Using the records below, please work out how many lines contain "name"; answer with the number alone.
-- Start DATA EXCERPTS --
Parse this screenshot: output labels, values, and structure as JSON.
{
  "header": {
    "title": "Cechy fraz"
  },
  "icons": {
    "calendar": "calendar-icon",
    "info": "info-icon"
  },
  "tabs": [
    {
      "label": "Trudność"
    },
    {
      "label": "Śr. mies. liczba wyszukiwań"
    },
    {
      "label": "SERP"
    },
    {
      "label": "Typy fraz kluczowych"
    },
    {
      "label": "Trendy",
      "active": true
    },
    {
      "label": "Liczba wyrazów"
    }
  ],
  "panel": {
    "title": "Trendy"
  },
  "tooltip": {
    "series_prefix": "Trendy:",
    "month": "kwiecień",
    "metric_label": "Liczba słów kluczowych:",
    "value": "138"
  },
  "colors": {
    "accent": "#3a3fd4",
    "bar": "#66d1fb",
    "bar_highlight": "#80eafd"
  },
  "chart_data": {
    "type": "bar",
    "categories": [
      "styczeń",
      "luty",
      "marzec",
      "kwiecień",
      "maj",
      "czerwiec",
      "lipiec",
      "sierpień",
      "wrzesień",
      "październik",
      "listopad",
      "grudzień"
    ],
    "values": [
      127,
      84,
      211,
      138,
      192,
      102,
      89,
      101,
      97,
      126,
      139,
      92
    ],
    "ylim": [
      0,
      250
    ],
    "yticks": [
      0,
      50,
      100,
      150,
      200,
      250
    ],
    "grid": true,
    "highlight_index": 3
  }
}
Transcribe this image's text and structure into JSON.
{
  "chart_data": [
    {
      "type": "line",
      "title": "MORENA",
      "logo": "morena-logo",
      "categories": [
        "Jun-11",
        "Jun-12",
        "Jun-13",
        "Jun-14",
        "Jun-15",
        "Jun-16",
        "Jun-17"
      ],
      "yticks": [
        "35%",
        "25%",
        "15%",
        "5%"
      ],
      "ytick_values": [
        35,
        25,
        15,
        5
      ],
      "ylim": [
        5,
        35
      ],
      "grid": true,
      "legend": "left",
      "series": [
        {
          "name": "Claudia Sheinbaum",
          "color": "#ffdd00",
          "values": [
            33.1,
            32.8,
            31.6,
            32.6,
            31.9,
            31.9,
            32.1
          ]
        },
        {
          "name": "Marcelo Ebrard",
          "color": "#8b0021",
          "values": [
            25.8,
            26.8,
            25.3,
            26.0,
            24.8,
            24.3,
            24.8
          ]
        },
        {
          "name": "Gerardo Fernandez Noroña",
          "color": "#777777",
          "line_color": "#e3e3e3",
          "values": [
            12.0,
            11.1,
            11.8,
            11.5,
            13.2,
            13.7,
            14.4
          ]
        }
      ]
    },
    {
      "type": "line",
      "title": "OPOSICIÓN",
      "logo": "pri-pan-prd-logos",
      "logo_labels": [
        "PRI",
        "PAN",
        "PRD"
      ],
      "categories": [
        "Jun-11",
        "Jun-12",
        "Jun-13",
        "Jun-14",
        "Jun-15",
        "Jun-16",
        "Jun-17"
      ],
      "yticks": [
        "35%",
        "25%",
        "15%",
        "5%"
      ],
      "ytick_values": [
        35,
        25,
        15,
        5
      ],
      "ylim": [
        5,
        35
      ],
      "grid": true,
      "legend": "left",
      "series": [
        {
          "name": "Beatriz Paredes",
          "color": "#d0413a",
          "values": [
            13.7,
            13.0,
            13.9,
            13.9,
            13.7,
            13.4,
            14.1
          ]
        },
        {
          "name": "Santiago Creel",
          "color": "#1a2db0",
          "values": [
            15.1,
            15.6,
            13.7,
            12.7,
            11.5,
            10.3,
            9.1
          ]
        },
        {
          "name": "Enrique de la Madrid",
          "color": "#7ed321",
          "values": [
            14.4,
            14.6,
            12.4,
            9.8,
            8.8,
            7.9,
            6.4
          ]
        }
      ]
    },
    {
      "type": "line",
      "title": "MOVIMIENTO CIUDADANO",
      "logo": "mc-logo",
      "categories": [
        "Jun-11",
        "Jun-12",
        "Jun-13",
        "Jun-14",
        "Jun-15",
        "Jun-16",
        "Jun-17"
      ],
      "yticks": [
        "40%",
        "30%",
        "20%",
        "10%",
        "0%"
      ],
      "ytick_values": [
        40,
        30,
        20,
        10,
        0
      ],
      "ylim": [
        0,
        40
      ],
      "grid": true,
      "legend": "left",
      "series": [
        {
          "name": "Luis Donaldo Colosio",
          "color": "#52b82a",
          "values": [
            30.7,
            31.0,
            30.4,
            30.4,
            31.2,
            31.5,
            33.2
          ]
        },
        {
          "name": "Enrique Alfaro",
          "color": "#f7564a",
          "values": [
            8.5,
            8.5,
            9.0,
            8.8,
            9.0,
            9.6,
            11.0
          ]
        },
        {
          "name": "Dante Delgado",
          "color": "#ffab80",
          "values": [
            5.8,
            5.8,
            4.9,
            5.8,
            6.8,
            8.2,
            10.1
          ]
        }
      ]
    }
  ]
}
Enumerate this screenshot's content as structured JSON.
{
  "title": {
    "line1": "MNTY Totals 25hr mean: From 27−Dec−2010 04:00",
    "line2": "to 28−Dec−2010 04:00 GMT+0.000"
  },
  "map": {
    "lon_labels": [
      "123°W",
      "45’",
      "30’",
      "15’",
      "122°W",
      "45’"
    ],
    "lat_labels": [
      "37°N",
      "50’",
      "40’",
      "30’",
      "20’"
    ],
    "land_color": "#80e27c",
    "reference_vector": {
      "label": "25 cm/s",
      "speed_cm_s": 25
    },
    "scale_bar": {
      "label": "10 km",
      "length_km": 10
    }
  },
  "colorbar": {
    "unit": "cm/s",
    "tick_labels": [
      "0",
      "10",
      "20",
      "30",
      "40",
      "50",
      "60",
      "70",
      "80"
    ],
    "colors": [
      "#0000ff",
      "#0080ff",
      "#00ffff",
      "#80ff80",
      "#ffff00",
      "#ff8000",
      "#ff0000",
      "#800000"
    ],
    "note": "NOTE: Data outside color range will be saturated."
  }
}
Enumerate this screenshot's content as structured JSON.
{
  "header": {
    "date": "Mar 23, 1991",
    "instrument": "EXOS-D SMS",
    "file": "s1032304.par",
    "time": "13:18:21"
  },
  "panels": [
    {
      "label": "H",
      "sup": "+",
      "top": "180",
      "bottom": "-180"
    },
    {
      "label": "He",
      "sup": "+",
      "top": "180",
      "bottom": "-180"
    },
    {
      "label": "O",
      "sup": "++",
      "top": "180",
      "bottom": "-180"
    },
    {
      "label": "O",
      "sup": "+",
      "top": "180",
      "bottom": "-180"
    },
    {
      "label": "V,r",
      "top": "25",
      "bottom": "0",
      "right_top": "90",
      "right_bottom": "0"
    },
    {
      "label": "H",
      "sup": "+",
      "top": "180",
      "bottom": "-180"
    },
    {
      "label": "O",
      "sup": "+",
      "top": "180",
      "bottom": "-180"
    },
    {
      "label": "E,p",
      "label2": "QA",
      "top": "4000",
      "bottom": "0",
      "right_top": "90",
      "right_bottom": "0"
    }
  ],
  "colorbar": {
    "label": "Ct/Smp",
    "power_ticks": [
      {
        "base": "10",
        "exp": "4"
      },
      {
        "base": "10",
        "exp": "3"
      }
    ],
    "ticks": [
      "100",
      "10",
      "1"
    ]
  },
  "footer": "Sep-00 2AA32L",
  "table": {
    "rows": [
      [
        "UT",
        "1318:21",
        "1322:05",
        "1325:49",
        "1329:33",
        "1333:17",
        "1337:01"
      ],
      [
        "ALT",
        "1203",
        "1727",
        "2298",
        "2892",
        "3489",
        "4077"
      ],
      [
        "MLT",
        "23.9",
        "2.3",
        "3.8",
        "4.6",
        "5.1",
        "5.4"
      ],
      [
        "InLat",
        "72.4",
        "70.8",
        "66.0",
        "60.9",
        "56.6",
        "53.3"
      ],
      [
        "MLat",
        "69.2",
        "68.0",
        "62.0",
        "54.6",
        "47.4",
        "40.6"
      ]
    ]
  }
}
-- End DATA EXCERPTS --
_COMPLETED TASK_
9